── THE INPUT ──

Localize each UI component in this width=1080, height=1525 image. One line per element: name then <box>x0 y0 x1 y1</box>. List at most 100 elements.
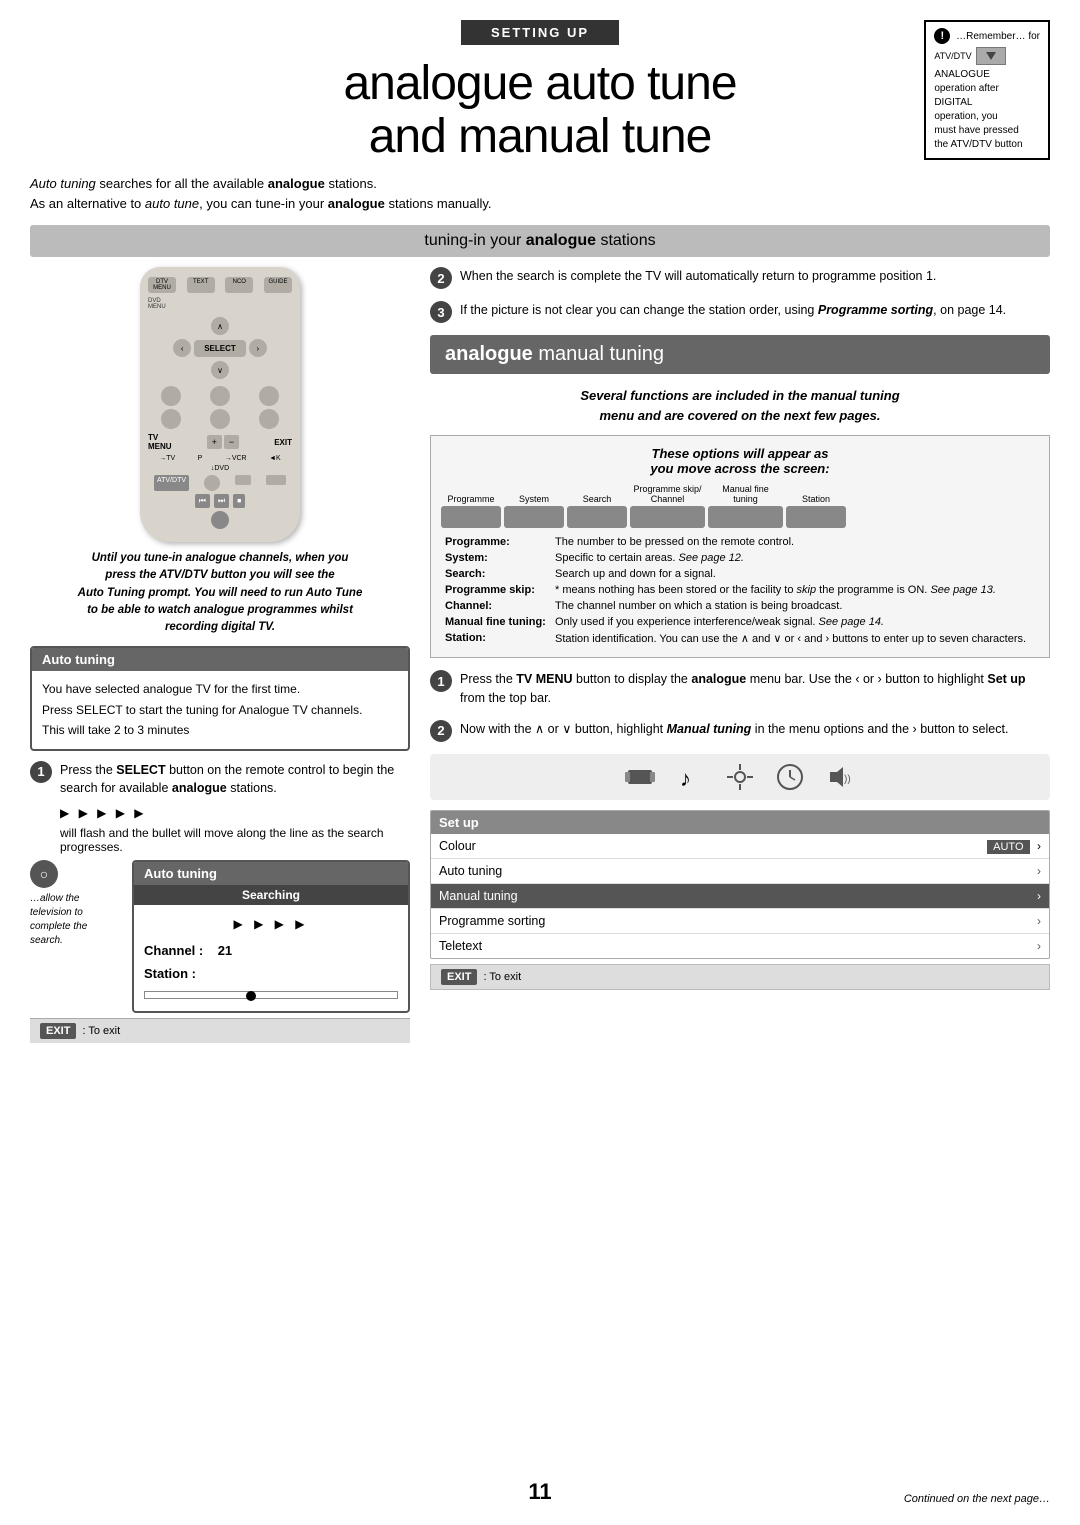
nav-down-row: ∨ <box>211 361 229 379</box>
auto-tuning-header: Auto tuning <box>32 648 408 671</box>
remote-text-btn: TEXT <box>187 277 215 293</box>
italic-line3: Auto Tuning prompt. You will need to run… <box>30 585 410 602</box>
menu-block-programme <box>441 506 501 528</box>
title-analogue: analogue auto tune <box>343 57 736 110</box>
remote-bot-btn <box>148 511 292 529</box>
table-row: Search: Search up and down for a signal. <box>441 566 1039 582</box>
searching-body: ▶ ▶ ▶ ▶ Channel : 21 Station : <box>134 905 408 1011</box>
remote-btn-3[interactable] <box>259 386 279 406</box>
station-key: Station : <box>144 966 196 981</box>
title-manual: and manual tune <box>369 110 712 163</box>
searching-outer-header: Auto tuning <box>134 862 408 885</box>
analogue-bold-label: analogue <box>445 343 533 365</box>
italic-note: Until you tune-in analogue channels, whe… <box>30 550 410 636</box>
remote-center-btn[interactable] <box>211 511 229 529</box>
opt-label-station: Station: <box>441 630 551 647</box>
opt-text-manualfine: Only used if you experience interference… <box>551 614 1039 630</box>
bullet-arrows: ▶ ▶ ▶ ▶ ▶ <box>60 806 410 820</box>
colour-value-area: AUTO › <box>987 839 1041 853</box>
select-bold: SELECT <box>116 763 165 777</box>
arrow-right-manualtuning: › <box>1037 889 1041 903</box>
table-row: Channel: The channel number on which a s… <box>441 598 1039 614</box>
searching-outer: ○ …allow the television to complete the … <box>30 860 410 1013</box>
arrow-right-colour: › <box>1037 839 1041 853</box>
autotuning-label: Auto tuning <box>439 864 502 878</box>
right-step2-row: 2 When the search is complete the TV wil… <box>430 267 1050 289</box>
remember-text: …Remember… for <box>956 31 1040 42</box>
searching-inner-header: Searching <box>134 885 408 905</box>
manual-step2-circle: 2 <box>430 720 452 742</box>
opt-label-search: Search: <box>441 566 551 582</box>
exit-text-right: : To exit <box>483 971 521 983</box>
menu-label-manualfine: Manual finetuning <box>722 484 769 504</box>
remote-btn-2[interactable] <box>210 386 230 406</box>
intro-start2: As an alternative to <box>30 196 145 211</box>
opt-text-search: Search up and down for a signal. <box>551 566 1039 582</box>
right-step3-row: 3 If the picture is not clear you can ch… <box>430 301 1050 323</box>
menu-block-station <box>786 506 846 528</box>
nav-right-arrow[interactable]: › <box>249 339 267 357</box>
auto-line2: Press SELECT to start the tuning for Ana… <box>42 700 398 720</box>
opt-text-station: Station identification. You can use the … <box>551 630 1039 647</box>
nav-down-arrow[interactable]: ∨ <box>211 361 229 379</box>
right-column: 2 When the search is complete the TV wil… <box>430 267 1050 1043</box>
remote-btn-4[interactable] <box>161 409 181 429</box>
remote-wide-btn[interactable] <box>266 475 286 485</box>
remote-fwd-btn[interactable]: ⏭ <box>214 494 229 508</box>
remote-vol-label: ◄K <box>269 455 281 462</box>
icons-row: ♪ )) <box>430 754 1050 800</box>
remote-stop-btn[interactable]: ⏹ <box>233 494 245 508</box>
exclamation-icon: ! <box>934 28 950 44</box>
progress-bullet <box>246 991 256 1001</box>
remember-box: ! …Remember… for ATV/DTV ANALOGUE operat… <box>924 20 1050 160</box>
intro-end2: stations manually. <box>385 196 492 211</box>
remote-btn-1[interactable] <box>161 386 181 406</box>
remote-round-btn[interactable] <box>204 475 220 491</box>
remote-play-btn[interactable]: ⏮ <box>195 494 210 508</box>
prog-sort-italic: Programme sorting <box>818 303 933 317</box>
nav-select-btn[interactable]: SELECT <box>194 340 246 357</box>
nav-left-arrow[interactable]: ‹ <box>173 339 191 357</box>
remote-atv-btn[interactable]: ATV/DTV <box>154 475 189 491</box>
setup-menu-progsorting[interactable]: Programme sorting › <box>431 909 1049 934</box>
menu-block-system <box>504 506 564 528</box>
exit-badge-right: EXIT <box>441 969 477 985</box>
icon-film <box>625 762 655 792</box>
remote-btn-5[interactable] <box>210 409 230 429</box>
auto-tuning-box: Auto tuning You have selected analogue T… <box>30 646 410 750</box>
manual-note-line2: menu and are covered on the next few pag… <box>430 406 1050 426</box>
menu-bar-row: Programme System Search Programme skip/C… <box>441 484 1039 528</box>
remote-rect-btn[interactable] <box>235 475 251 485</box>
setup-menu: Set up Colour AUTO › Auto tuning › Manua… <box>430 810 1050 959</box>
searching-circle: ○ <box>30 860 58 888</box>
auto-line1: You have selected analogue TV for the fi… <box>42 679 398 699</box>
menu-block-progskip <box>630 506 705 528</box>
remote-minus-btn[interactable]: − <box>224 435 239 449</box>
remote-atv-row: ATV/DTV <box>148 475 292 491</box>
opt-label-manualfine: Manual fine tuning: <box>441 614 551 630</box>
manual-step1-row: 1 Press the TV MENU button to display th… <box>430 670 1050 708</box>
remote-plus-btn[interactable]: + <box>207 435 222 449</box>
nav-up-arrow[interactable]: ∧ <box>211 317 229 335</box>
remote-nco-btn: NCO <box>225 277 253 293</box>
setup-menu-autotuning[interactable]: Auto tuning › <box>431 859 1049 884</box>
tuning-banner: tuning-in your analogue stations <box>30 225 1050 257</box>
manual-tuning-label: manual tuning <box>538 343 664 365</box>
setup-menu-colour[interactable]: Colour AUTO › <box>431 834 1049 859</box>
page-number: 11 <box>528 1479 551 1505</box>
manual-note-line1: Several functions are included in the ma… <box>430 386 1050 406</box>
remote-dvd-label2: ↓DVD <box>211 465 229 472</box>
intro-italic: Auto tuning <box>30 176 96 191</box>
remote-exit-label: EXIT <box>274 438 292 447</box>
progsorting-label: Programme sorting <box>439 914 545 928</box>
searching-box: Auto tuning Searching ▶ ▶ ▶ ▶ Channel : … <box>132 860 410 1013</box>
remote-dtv-btn: DTVMENU <box>148 277 176 293</box>
manual-step1-text: Press the TV MENU button to display the … <box>460 670 1050 708</box>
setup-menu-manualtuning[interactable]: Manual tuning › <box>431 884 1049 909</box>
setup-menu-teletext[interactable]: Teletext › <box>431 934 1049 958</box>
triangle-icon <box>986 52 996 60</box>
remote-btn-6[interactable] <box>259 409 279 429</box>
menu-item-manualfine: Manual finetuning <box>708 484 783 528</box>
manualtuning-label: Manual tuning <box>439 889 518 903</box>
remote-wrapper: DTVMENU TEXT NCO GUIDE DVDMENU ∧ ‹ SELEC… <box>30 267 410 542</box>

───

TASK DIRECTIONS: Arrange the stretch of rows above that opens with the row containing "nav-down-row: ∨ <box>211 361 229 379</box>" and closes with the row containing "analogue-bold-label: analogue <box>445" as a numbered list, leaving out any blank lines.

COMPLETE OUTPUT:
1. nav-down-row: ∨ <box>211 361 229 379</box>
2. auto-tuning-header: Auto tuning <box>32 648 408 671</box>
3. remote-text-btn: TEXT <box>187 277 215 293</box>
4. italic-line3: Auto Tuning prompt. You will need to run… <box>30 585 410 602</box>
5. menu-block-programme <box>441 506 501 528</box>
6. title-analogue: analogue auto tune <box>343 57 736 110</box>
7. remote-bot-btn <box>148 511 292 529</box>
8. table-row: Search: Search up and down for a signal. <box>441 566 1039 582</box>
9. searching-body: ▶ ▶ ▶ ▶ Channel : 21 Station : <box>134 905 408 1011</box>
10. remote-btn-3[interactable] <box>259 386 279 406</box>
11. station-key: Station : <box>144 966 196 981</box>
12. title-manual: and manual tune <box>369 110 712 163</box>
13. searching-outer-header: Auto tuning <box>134 862 408 885</box>
14. analogue-bold-label: analogue <box>445 343 533 365</box>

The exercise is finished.